The answer is a single number: the count of lines below in which the word "provided" appears.

***** Data

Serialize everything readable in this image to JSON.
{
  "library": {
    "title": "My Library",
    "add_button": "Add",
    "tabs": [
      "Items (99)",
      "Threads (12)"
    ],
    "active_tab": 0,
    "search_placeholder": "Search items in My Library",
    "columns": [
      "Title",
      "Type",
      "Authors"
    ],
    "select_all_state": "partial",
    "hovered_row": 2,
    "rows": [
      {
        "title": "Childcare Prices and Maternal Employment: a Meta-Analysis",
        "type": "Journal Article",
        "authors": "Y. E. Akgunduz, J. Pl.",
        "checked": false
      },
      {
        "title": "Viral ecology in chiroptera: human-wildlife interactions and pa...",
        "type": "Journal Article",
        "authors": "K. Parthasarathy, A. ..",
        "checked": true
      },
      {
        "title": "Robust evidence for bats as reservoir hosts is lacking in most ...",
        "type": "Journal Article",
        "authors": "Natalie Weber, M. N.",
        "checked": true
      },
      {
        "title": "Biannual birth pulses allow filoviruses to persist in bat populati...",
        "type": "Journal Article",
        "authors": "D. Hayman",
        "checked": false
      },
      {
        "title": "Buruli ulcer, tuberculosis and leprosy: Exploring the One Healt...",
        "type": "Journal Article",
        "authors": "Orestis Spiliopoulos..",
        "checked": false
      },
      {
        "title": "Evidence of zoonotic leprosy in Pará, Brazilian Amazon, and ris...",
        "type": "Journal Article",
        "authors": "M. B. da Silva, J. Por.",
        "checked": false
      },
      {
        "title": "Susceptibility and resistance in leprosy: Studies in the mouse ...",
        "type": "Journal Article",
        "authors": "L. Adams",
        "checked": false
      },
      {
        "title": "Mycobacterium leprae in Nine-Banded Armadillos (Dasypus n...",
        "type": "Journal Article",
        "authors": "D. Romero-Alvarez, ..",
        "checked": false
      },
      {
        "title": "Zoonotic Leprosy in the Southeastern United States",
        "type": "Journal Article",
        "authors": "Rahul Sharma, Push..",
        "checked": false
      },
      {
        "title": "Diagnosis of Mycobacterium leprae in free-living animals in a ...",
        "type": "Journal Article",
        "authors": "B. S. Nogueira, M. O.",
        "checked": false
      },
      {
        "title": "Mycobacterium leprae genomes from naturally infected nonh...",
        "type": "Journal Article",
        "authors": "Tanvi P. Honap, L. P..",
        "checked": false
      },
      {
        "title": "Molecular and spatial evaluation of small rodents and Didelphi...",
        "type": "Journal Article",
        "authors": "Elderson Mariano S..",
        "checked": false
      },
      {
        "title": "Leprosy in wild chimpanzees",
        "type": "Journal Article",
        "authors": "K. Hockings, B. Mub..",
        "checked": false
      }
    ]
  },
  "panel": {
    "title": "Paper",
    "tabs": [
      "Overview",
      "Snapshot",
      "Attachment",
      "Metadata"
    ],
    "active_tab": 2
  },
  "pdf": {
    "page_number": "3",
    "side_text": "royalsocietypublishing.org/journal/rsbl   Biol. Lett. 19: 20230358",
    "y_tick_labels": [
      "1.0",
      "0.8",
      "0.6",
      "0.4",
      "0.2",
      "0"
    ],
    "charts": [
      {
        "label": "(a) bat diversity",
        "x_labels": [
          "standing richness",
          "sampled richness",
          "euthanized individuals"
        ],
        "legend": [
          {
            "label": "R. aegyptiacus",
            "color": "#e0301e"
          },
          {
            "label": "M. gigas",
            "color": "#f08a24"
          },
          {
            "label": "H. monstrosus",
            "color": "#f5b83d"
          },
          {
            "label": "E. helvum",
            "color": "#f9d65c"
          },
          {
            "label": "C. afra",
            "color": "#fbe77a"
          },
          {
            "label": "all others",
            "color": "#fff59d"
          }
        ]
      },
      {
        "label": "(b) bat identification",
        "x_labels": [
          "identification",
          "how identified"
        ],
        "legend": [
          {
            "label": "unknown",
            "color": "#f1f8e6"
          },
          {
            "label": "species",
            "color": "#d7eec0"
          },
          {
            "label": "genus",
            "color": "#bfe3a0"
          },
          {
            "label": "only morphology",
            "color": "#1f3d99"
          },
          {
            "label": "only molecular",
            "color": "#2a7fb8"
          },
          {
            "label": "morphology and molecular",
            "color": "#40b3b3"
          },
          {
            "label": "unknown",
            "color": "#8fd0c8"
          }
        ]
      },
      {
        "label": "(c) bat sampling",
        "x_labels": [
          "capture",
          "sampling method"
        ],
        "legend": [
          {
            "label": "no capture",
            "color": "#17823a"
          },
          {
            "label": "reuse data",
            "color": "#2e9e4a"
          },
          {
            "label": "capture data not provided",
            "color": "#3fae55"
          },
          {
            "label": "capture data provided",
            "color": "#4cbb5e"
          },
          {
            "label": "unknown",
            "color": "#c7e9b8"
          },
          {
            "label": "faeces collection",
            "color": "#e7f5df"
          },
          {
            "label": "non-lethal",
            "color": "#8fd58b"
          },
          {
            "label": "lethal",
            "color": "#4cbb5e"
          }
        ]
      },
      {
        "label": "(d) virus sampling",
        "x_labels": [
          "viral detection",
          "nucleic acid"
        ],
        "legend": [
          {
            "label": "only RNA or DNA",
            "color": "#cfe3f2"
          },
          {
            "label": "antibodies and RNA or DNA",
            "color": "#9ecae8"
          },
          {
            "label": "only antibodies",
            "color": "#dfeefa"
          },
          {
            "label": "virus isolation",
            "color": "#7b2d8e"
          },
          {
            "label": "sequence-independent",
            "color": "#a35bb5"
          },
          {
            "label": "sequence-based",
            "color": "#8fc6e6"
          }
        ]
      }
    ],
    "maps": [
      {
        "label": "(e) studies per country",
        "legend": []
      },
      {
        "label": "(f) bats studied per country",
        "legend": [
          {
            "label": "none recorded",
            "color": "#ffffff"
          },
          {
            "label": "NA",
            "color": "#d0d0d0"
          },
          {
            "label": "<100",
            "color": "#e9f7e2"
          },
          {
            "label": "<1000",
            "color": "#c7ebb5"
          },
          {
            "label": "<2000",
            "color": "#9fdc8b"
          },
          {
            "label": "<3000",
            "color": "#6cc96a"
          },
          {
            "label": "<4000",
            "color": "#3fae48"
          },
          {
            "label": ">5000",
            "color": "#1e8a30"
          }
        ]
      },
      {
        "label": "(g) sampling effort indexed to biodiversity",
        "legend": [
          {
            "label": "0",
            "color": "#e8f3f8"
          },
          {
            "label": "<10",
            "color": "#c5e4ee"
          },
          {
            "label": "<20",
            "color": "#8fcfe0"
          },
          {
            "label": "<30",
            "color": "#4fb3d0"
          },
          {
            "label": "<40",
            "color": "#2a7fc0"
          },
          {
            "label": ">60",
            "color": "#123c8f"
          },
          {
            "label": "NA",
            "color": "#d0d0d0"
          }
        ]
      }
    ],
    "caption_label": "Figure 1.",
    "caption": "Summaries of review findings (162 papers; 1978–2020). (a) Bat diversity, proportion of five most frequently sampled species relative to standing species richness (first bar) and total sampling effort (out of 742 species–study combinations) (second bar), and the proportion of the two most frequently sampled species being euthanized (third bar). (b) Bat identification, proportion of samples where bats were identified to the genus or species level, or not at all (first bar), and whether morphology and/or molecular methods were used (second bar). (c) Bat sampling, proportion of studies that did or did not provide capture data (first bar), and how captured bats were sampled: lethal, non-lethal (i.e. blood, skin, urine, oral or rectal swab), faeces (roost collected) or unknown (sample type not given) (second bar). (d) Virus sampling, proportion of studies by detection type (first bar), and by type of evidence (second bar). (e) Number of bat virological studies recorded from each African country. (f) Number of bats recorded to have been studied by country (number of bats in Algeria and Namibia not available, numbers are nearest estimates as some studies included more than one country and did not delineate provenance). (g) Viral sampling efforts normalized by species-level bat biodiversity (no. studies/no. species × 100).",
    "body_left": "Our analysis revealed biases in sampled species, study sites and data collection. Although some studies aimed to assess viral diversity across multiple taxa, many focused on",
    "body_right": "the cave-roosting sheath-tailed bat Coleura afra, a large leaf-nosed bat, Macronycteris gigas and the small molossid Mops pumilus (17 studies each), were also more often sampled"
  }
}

**********

### Exercise answer
2